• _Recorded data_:
— BEGIN —

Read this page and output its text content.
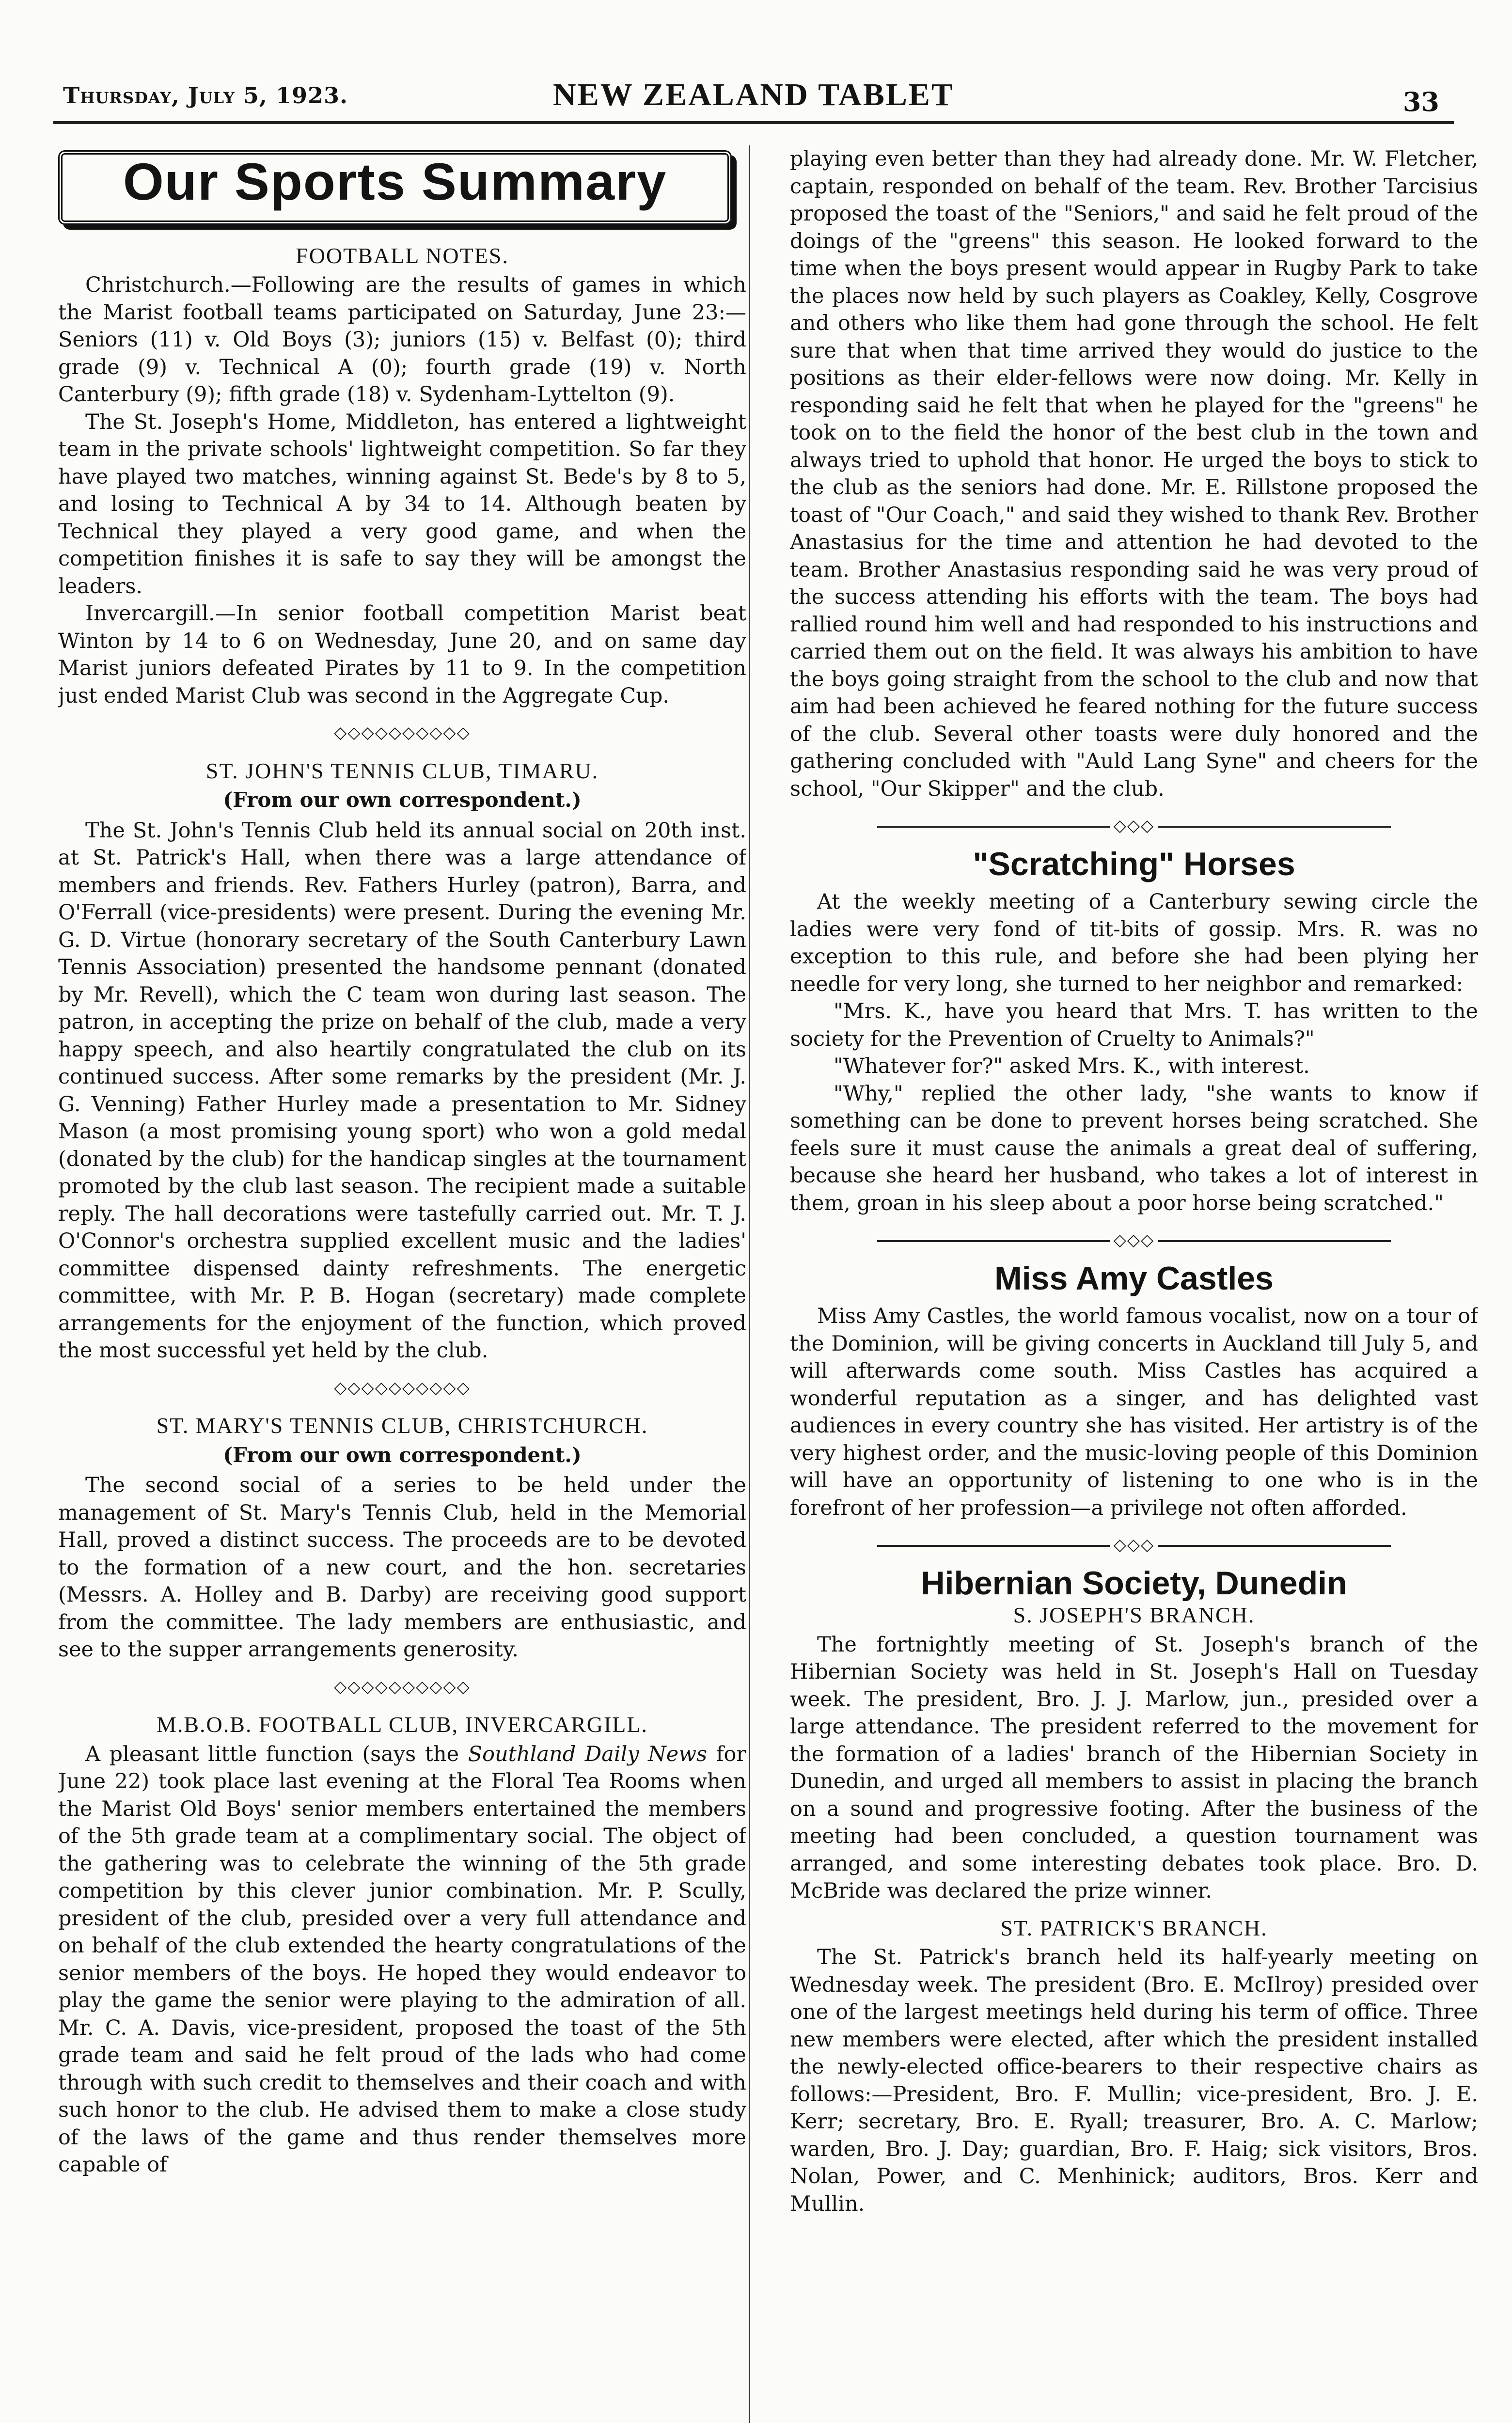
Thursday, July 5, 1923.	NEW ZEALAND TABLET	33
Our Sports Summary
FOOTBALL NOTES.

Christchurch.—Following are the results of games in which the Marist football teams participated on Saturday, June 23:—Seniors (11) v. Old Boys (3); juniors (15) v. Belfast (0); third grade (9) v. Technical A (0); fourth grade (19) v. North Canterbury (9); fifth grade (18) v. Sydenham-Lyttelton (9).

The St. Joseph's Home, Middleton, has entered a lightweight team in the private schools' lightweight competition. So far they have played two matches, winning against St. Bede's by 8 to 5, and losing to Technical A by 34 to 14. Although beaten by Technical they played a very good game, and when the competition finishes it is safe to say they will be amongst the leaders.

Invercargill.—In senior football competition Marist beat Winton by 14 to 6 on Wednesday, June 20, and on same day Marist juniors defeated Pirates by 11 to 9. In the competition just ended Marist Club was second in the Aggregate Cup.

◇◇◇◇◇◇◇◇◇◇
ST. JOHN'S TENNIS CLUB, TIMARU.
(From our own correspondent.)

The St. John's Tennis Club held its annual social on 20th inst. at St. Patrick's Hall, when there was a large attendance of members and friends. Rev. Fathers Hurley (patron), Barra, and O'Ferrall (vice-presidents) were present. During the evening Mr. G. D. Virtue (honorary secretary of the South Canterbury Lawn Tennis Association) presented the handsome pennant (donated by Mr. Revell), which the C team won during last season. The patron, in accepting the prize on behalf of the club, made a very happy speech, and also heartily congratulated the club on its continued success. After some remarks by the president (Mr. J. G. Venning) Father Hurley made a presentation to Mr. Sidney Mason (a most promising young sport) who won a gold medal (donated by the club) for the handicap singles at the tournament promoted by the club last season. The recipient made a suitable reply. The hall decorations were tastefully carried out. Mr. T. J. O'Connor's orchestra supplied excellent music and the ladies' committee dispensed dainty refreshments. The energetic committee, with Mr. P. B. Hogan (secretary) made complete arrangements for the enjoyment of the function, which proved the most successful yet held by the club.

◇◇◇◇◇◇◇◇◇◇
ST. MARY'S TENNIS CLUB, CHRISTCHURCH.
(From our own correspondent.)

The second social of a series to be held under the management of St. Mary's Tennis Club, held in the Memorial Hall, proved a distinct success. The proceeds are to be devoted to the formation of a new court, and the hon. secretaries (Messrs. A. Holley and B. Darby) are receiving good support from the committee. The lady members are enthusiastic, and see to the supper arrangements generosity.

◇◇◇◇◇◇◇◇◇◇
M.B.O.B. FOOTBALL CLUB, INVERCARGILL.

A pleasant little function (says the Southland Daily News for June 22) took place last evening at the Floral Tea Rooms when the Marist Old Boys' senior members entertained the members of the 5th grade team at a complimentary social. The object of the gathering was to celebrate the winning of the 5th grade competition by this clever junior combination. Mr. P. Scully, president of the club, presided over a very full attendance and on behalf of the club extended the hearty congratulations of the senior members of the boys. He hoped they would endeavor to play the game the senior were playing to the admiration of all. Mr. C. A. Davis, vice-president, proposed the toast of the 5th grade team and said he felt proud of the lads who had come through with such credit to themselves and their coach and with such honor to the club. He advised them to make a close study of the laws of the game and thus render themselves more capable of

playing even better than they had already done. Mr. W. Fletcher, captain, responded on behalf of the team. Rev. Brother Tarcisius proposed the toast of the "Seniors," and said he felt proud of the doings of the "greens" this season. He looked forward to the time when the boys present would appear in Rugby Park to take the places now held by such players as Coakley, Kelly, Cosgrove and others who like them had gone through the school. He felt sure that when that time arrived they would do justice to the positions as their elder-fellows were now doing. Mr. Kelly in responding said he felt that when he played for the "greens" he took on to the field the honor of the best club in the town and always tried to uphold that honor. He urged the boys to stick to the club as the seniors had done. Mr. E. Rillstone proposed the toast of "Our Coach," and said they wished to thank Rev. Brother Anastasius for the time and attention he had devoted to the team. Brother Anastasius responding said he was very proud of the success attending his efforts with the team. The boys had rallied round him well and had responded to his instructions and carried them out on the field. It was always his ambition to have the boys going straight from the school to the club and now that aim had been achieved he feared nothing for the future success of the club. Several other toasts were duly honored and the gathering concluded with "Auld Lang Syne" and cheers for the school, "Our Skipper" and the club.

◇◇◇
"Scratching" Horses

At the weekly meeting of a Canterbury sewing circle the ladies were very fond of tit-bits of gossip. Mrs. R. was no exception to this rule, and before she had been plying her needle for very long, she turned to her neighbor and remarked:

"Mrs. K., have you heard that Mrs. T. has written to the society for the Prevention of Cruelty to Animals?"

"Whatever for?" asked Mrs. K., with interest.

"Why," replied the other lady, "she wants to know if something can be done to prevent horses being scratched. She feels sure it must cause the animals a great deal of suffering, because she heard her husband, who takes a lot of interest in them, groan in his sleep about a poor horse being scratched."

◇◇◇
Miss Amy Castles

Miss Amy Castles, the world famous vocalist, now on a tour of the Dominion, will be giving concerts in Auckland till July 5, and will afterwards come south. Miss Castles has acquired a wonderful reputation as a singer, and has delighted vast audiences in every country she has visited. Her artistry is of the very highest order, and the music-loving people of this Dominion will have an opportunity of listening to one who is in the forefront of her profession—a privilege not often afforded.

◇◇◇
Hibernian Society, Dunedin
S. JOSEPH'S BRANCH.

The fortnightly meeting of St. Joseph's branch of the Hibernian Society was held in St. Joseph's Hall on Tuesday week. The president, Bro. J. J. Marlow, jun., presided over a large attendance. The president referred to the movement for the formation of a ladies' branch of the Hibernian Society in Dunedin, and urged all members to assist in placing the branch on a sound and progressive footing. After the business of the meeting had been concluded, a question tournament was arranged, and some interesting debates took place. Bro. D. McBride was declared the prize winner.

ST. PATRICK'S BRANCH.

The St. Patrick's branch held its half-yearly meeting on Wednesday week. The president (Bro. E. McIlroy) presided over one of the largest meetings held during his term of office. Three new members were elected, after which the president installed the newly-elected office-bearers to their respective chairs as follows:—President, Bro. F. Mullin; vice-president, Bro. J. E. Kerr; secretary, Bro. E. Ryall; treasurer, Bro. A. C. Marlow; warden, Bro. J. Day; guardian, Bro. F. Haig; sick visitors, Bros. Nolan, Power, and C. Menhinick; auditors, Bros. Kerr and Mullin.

— END —
— BEGIN —

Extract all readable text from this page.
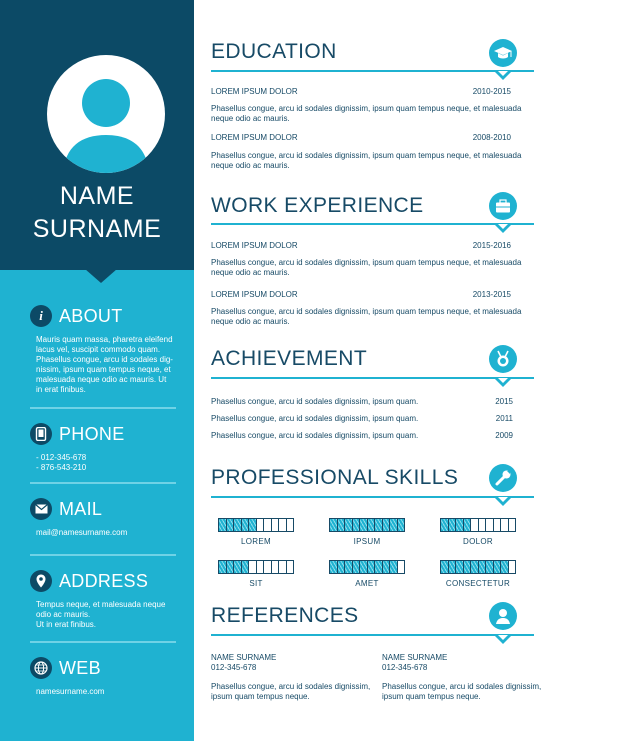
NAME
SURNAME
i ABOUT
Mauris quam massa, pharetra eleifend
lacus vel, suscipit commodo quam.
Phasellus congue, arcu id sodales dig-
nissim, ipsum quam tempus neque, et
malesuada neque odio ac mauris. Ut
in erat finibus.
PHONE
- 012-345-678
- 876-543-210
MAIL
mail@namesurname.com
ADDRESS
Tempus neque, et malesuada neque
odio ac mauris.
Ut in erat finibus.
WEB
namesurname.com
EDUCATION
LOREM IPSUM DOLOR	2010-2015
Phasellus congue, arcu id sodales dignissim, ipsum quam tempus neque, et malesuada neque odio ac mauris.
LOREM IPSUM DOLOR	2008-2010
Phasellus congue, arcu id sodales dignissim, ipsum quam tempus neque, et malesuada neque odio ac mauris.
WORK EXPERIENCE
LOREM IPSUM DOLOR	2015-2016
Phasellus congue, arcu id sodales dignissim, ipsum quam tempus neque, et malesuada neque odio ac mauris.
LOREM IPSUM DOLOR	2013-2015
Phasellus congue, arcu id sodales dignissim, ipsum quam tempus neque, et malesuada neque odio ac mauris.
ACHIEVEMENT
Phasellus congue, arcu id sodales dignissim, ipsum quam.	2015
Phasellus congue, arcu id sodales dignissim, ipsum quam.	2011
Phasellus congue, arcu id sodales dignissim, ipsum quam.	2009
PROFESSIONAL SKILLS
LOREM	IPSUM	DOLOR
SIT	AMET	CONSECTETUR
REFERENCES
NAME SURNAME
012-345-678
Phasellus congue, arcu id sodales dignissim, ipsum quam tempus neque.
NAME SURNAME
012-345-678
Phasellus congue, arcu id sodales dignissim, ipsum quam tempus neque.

— END —

• _BRIEF_:
Return from the data every line that holds "DOLOR".

• _RESPONSE TO THE EXERCISE_:
LOREM IPSUM DOLOR	2010-2015
LOREM IPSUM DOLOR	2008-2010
LOREM IPSUM DOLOR	2015-2016
LOREM IPSUM DOLOR	2013-2015
LOREM	IPSUM	DOLOR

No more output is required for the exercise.